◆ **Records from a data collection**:

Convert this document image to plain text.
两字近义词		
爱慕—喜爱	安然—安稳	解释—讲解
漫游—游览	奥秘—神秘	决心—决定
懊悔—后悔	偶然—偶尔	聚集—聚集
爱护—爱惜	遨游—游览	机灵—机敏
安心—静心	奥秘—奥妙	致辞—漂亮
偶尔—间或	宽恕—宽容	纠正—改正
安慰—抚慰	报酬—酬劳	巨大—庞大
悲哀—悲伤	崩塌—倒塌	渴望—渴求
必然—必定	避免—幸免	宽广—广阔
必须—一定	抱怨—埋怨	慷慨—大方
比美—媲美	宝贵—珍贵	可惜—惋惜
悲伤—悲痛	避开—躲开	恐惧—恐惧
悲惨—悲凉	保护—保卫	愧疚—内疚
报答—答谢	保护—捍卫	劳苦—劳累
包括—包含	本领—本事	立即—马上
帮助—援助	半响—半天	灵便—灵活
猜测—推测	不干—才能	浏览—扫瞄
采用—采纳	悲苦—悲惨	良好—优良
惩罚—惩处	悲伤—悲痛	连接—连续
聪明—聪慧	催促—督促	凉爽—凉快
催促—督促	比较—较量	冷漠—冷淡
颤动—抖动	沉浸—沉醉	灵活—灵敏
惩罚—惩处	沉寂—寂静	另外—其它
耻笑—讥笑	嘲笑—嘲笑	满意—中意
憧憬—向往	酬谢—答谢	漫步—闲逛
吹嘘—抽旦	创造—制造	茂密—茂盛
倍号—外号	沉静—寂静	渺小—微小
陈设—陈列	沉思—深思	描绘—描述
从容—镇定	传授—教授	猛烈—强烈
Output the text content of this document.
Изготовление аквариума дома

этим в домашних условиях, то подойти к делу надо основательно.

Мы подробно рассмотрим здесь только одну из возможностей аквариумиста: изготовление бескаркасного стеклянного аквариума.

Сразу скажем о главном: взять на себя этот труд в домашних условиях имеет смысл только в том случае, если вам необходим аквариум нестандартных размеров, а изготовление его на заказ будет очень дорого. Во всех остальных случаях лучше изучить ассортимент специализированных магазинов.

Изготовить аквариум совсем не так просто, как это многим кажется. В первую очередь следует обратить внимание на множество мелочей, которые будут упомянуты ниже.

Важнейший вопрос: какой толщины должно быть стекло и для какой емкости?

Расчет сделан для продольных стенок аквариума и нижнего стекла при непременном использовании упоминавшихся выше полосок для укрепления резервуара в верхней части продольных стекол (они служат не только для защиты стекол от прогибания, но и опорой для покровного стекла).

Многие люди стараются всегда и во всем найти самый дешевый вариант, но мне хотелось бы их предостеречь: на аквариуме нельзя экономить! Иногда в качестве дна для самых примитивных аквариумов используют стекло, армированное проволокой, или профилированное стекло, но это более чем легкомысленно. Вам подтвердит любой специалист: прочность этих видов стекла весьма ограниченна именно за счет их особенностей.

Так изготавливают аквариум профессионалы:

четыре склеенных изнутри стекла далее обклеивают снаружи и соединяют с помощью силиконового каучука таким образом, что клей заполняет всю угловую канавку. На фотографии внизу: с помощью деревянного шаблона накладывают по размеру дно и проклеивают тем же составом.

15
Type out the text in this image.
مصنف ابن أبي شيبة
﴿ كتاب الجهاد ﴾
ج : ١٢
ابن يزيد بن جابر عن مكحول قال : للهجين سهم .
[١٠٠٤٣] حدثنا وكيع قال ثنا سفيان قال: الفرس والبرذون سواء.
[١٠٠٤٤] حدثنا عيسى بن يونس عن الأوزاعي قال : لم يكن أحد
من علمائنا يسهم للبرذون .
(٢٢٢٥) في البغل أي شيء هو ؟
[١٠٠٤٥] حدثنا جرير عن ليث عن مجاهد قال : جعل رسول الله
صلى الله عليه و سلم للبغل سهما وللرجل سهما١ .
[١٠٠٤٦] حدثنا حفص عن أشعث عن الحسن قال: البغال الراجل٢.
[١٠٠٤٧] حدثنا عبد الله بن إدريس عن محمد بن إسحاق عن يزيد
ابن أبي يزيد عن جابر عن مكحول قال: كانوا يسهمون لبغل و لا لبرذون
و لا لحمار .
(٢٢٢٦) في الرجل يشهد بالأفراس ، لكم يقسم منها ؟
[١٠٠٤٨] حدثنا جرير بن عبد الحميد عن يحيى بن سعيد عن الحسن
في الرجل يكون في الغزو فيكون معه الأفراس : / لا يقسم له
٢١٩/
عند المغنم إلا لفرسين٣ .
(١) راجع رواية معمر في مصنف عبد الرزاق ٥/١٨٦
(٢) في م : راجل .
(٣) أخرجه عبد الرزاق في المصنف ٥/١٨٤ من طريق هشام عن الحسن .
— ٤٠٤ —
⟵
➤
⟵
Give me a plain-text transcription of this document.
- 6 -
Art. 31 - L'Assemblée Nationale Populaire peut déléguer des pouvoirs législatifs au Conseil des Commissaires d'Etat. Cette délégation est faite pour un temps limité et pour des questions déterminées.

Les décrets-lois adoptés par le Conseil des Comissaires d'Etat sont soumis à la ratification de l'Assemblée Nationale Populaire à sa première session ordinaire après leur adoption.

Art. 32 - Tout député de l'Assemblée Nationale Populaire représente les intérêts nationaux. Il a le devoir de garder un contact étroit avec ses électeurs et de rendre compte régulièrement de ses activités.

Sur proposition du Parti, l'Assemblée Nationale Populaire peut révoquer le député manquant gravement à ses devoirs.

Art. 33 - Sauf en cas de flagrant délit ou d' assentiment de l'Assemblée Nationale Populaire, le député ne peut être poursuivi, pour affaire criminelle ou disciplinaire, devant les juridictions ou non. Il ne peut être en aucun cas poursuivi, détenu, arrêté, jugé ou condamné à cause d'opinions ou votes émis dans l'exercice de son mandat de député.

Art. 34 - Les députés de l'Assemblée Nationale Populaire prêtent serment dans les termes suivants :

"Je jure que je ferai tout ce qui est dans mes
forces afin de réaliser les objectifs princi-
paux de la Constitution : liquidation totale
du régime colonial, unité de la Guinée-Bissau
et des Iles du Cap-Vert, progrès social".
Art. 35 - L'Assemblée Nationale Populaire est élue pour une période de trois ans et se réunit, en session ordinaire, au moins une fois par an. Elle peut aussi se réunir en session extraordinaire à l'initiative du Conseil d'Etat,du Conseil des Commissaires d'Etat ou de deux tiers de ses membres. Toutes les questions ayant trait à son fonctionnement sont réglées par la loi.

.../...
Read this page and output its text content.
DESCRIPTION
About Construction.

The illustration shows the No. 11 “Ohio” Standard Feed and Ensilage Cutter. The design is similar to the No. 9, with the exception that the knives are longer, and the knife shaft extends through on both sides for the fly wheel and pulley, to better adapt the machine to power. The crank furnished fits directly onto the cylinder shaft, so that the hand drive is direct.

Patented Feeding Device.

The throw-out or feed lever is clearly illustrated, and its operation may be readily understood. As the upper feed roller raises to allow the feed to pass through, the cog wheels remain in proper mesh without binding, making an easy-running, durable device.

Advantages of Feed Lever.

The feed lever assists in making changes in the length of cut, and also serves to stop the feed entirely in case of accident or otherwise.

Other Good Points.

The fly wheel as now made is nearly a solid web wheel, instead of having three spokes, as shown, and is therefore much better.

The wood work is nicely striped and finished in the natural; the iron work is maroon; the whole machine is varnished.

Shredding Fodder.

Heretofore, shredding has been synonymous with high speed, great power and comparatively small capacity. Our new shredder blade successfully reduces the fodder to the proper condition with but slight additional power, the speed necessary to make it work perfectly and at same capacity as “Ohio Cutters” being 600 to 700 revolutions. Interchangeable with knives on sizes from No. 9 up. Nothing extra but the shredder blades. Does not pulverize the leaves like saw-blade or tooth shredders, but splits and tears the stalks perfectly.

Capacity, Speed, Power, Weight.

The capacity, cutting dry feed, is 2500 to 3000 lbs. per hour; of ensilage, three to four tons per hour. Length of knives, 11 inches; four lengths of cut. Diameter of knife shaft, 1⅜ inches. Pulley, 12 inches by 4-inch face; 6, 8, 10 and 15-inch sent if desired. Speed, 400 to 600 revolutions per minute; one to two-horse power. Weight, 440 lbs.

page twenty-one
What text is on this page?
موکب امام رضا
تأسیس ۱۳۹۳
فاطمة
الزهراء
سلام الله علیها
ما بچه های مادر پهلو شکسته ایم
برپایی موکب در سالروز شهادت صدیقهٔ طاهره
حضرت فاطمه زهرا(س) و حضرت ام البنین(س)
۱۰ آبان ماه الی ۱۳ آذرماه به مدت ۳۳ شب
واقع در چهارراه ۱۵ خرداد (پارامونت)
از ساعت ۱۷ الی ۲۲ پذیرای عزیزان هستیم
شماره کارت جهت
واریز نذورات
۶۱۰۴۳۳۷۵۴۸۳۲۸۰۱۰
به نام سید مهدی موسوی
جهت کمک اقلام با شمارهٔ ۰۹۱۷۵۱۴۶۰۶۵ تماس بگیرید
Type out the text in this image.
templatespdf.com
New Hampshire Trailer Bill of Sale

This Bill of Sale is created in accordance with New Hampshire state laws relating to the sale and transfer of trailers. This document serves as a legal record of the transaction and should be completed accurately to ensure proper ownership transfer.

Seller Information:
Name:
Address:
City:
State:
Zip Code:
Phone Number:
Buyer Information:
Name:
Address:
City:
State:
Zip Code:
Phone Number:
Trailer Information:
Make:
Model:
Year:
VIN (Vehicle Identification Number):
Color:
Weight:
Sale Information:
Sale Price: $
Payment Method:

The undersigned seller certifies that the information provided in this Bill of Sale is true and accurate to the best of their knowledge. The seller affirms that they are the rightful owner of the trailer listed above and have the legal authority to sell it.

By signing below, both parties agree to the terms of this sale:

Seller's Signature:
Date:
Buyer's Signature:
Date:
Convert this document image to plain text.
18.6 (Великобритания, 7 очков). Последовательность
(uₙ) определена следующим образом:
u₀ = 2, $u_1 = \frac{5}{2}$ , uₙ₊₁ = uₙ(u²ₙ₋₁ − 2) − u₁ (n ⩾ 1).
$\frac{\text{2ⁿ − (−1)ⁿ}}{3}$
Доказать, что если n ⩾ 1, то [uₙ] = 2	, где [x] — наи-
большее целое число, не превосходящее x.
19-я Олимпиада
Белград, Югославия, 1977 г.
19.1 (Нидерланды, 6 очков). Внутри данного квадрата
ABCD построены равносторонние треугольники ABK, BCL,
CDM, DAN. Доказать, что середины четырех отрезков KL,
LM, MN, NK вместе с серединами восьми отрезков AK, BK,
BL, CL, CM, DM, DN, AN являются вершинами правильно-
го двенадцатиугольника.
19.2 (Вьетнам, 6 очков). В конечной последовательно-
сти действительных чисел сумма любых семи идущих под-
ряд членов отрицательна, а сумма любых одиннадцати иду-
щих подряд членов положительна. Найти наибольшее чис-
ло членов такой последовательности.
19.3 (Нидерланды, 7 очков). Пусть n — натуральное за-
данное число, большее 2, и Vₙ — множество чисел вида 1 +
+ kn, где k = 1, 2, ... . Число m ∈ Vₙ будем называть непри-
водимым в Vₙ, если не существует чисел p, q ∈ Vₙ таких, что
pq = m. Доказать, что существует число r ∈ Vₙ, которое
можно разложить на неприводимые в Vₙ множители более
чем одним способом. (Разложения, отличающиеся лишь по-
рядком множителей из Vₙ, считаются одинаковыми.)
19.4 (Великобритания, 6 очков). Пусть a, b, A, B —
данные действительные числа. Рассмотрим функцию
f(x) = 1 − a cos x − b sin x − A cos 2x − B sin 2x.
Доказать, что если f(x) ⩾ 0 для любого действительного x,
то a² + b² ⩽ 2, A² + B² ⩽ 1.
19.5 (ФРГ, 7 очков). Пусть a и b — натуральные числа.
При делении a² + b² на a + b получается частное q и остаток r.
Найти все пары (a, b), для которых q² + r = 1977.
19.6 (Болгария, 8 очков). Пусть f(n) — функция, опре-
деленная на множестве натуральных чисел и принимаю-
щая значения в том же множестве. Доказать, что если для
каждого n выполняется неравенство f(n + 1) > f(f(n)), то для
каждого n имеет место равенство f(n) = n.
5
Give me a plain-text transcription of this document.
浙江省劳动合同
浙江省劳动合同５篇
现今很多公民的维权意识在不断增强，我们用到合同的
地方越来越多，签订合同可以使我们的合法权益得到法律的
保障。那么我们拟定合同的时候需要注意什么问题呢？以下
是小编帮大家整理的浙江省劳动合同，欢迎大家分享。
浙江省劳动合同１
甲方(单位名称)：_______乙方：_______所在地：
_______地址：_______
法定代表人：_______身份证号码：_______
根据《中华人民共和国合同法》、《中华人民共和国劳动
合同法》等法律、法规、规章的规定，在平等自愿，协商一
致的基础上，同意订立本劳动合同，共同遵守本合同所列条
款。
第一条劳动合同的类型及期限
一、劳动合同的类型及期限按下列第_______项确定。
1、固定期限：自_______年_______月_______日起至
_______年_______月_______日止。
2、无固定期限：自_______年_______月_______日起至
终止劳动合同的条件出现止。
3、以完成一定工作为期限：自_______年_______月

◆ **Task description**: Tell how many lines of the material above hold "условиях", answering with a bare number.

◆ **Problem solution**: 2